### Task description
Drop every picture and give the entries back exactly.

### Given records
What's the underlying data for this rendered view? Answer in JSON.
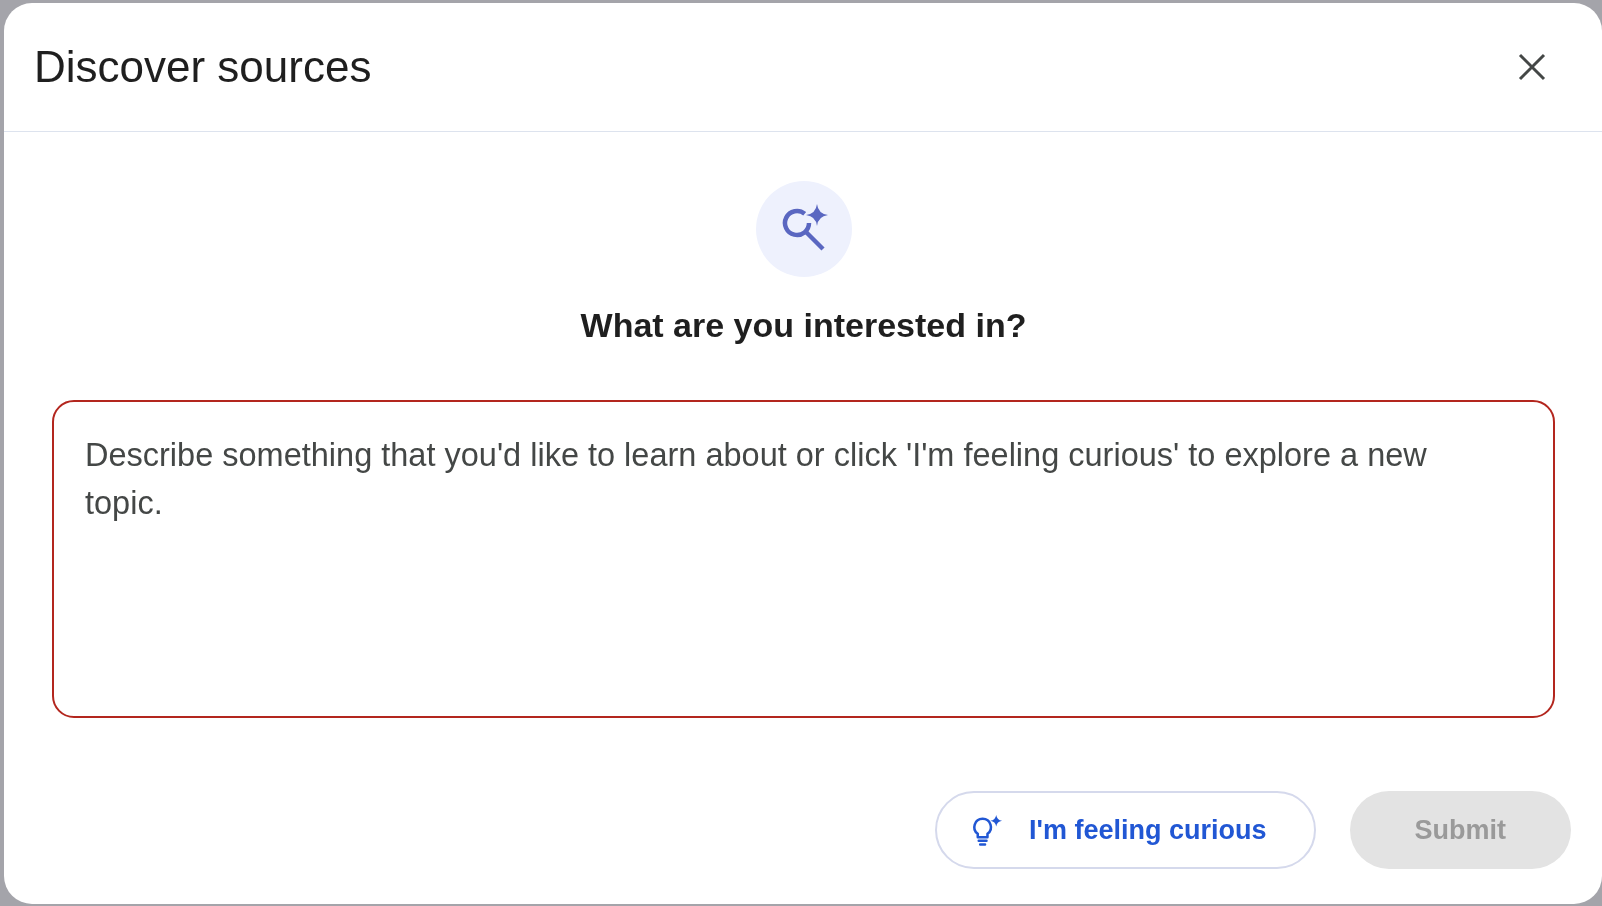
{
  "dialog": {
    "title": "Discover sources"
  },
  "prompt": {
    "heading": "What are you interested in?"
  },
  "query_field": {
    "placeholder": "Describe something that you'd like to learn about or click 'I'm feeling curious' to explore a new topic."
  },
  "buttons": [
    {
      "kind": "outlined",
      "label": "I'm feeling curious",
      "disabled": false
    },
    {
      "kind": "filled",
      "label": "Submit",
      "disabled": true
    }
  ]
}
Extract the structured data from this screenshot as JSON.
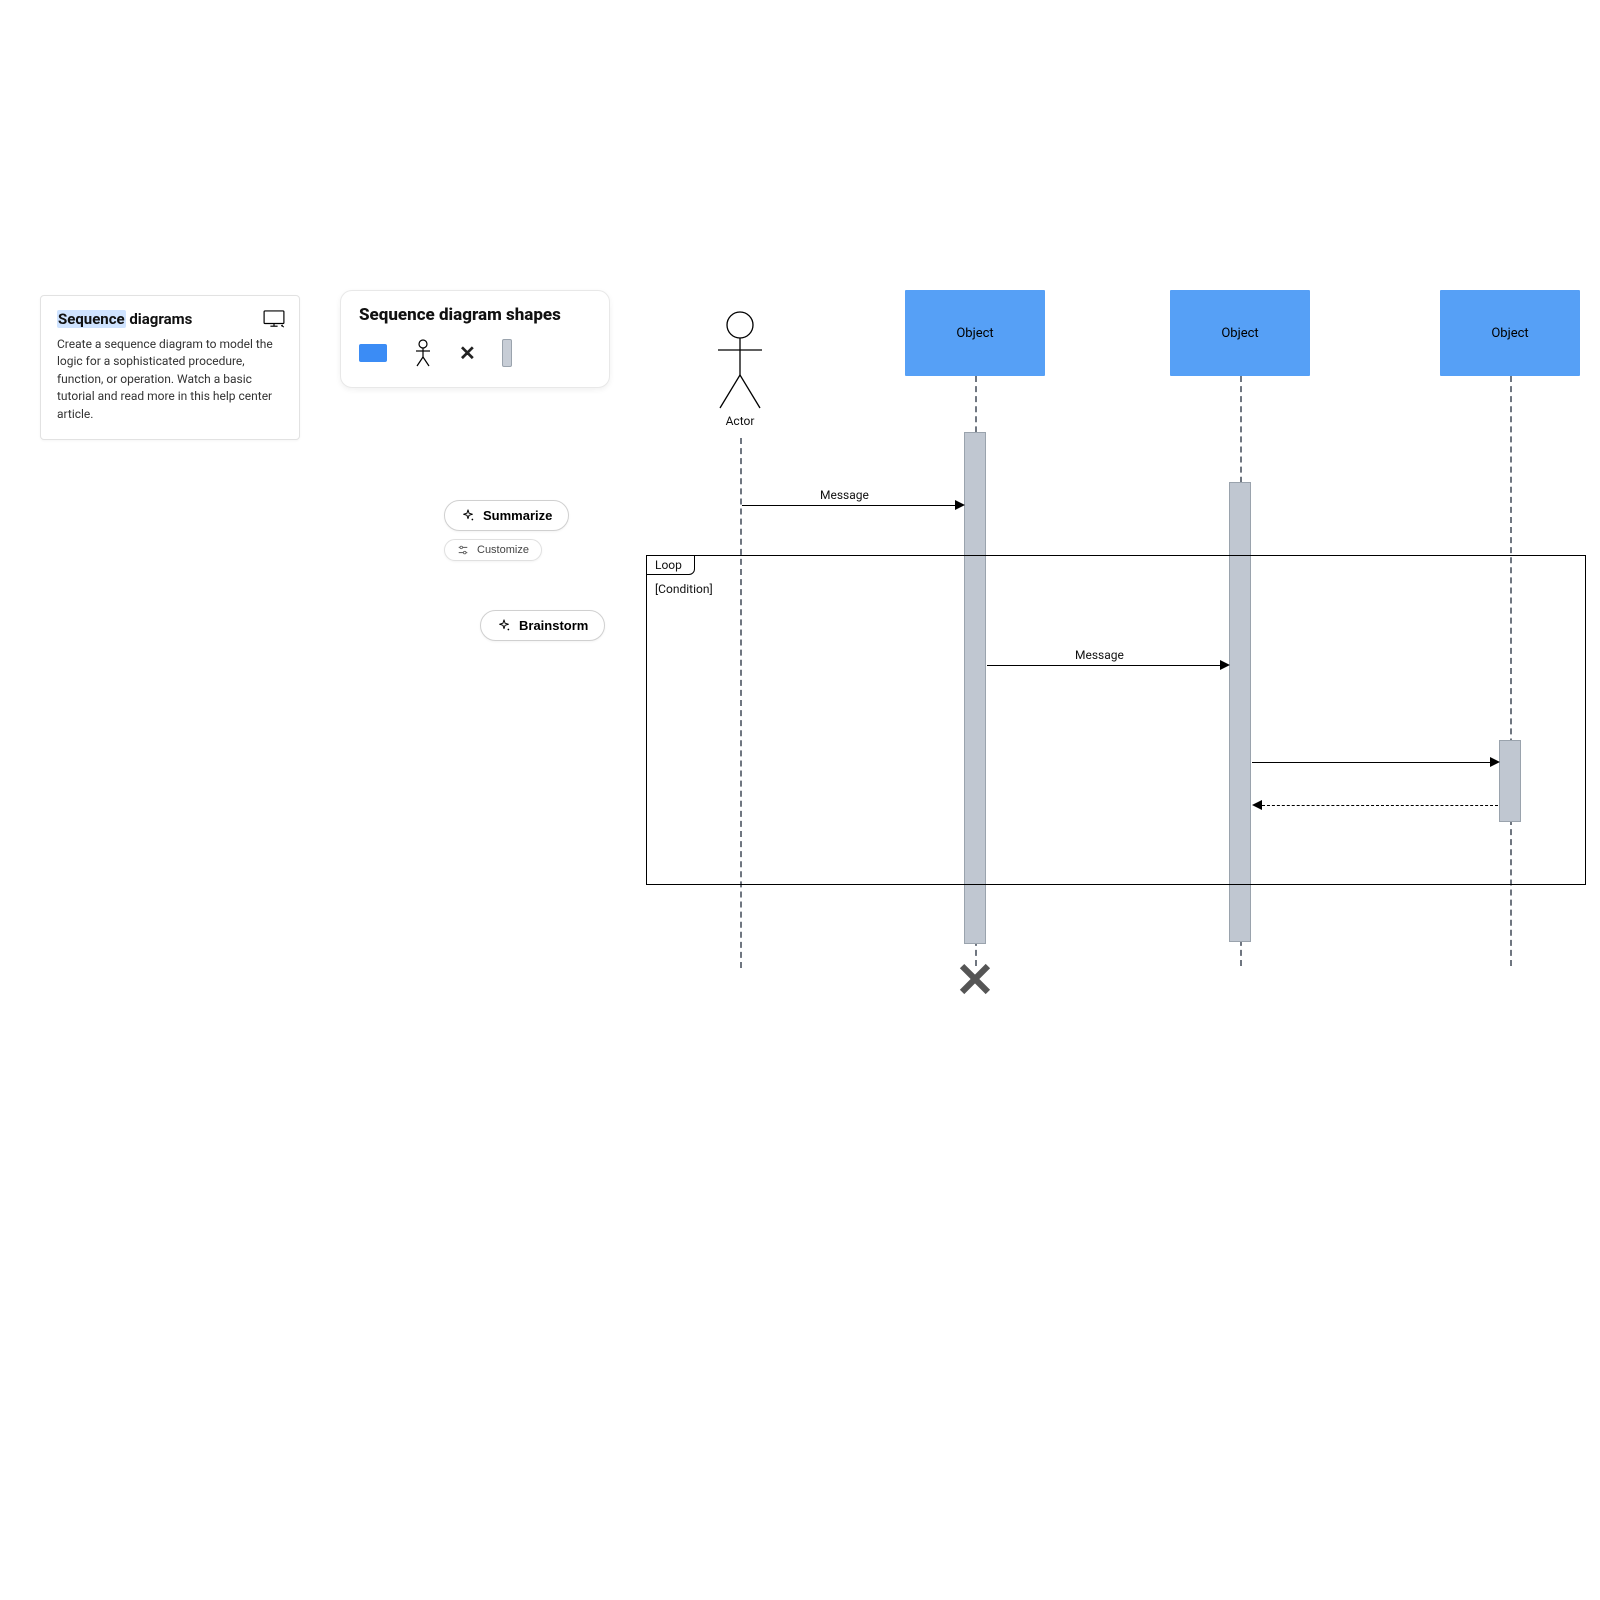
{
  "info": {
    "title_hl": "Sequence",
    "title_rest": " diagrams",
    "body": "Create a sequence diagram to model the logic for a sophisticated procedure, function, or operation. Watch a basic tutorial and read more in this help center article."
  },
  "palette": {
    "title": "Sequence diagram shapes"
  },
  "actions": {
    "summarize": "Summarize",
    "customize": "Customize",
    "brainstorm": "Brainstorm"
  },
  "diagram": {
    "actor_label": "Actor",
    "object_label": "Object",
    "msg1": "Message",
    "msg2": "Message",
    "loop_label": "Loop",
    "loop_condition": "[Condition]"
  },
  "colors": {
    "object": "#56a0f6",
    "activation": "#c0c7d1"
  }
}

### In response
What's the underlying data for this rendered view? Answer in JSON.
{
  "dialog": {
    "title": "Discover sources"
  },
  "prompt": {
    "heading": "What are you interested in?"
  },
  "query_field": {
    "placeholder": "Describe something that you'd like to learn about or click 'I'm feeling curious' to explore a new topic."
  },
  "buttons": [
    {
      "kind": "outlined",
      "label": "I'm feeling curious",
      "disabled": false
    },
    {
      "kind": "filled",
      "label": "Submit",
      "disabled": true
    }
  ]
}
Extract the structured data from this screenshot as JSON.
{
  "info": {
    "title_hl": "Sequence",
    "title_rest": " diagrams",
    "body": "Create a sequence diagram to model the logic for a sophisticated procedure, function, or operation. Watch a basic tutorial and read more in this help center article."
  },
  "palette": {
    "title": "Sequence diagram shapes"
  },
  "actions": {
    "summarize": "Summarize",
    "customize": "Customize",
    "brainstorm": "Brainstorm"
  },
  "diagram": {
    "actor_label": "Actor",
    "object_label": "Object",
    "msg1": "Message",
    "msg2": "Message",
    "loop_label": "Loop",
    "loop_condition": "[Condition]"
  },
  "colors": {
    "object": "#56a0f6",
    "activation": "#c0c7d1"
  }
}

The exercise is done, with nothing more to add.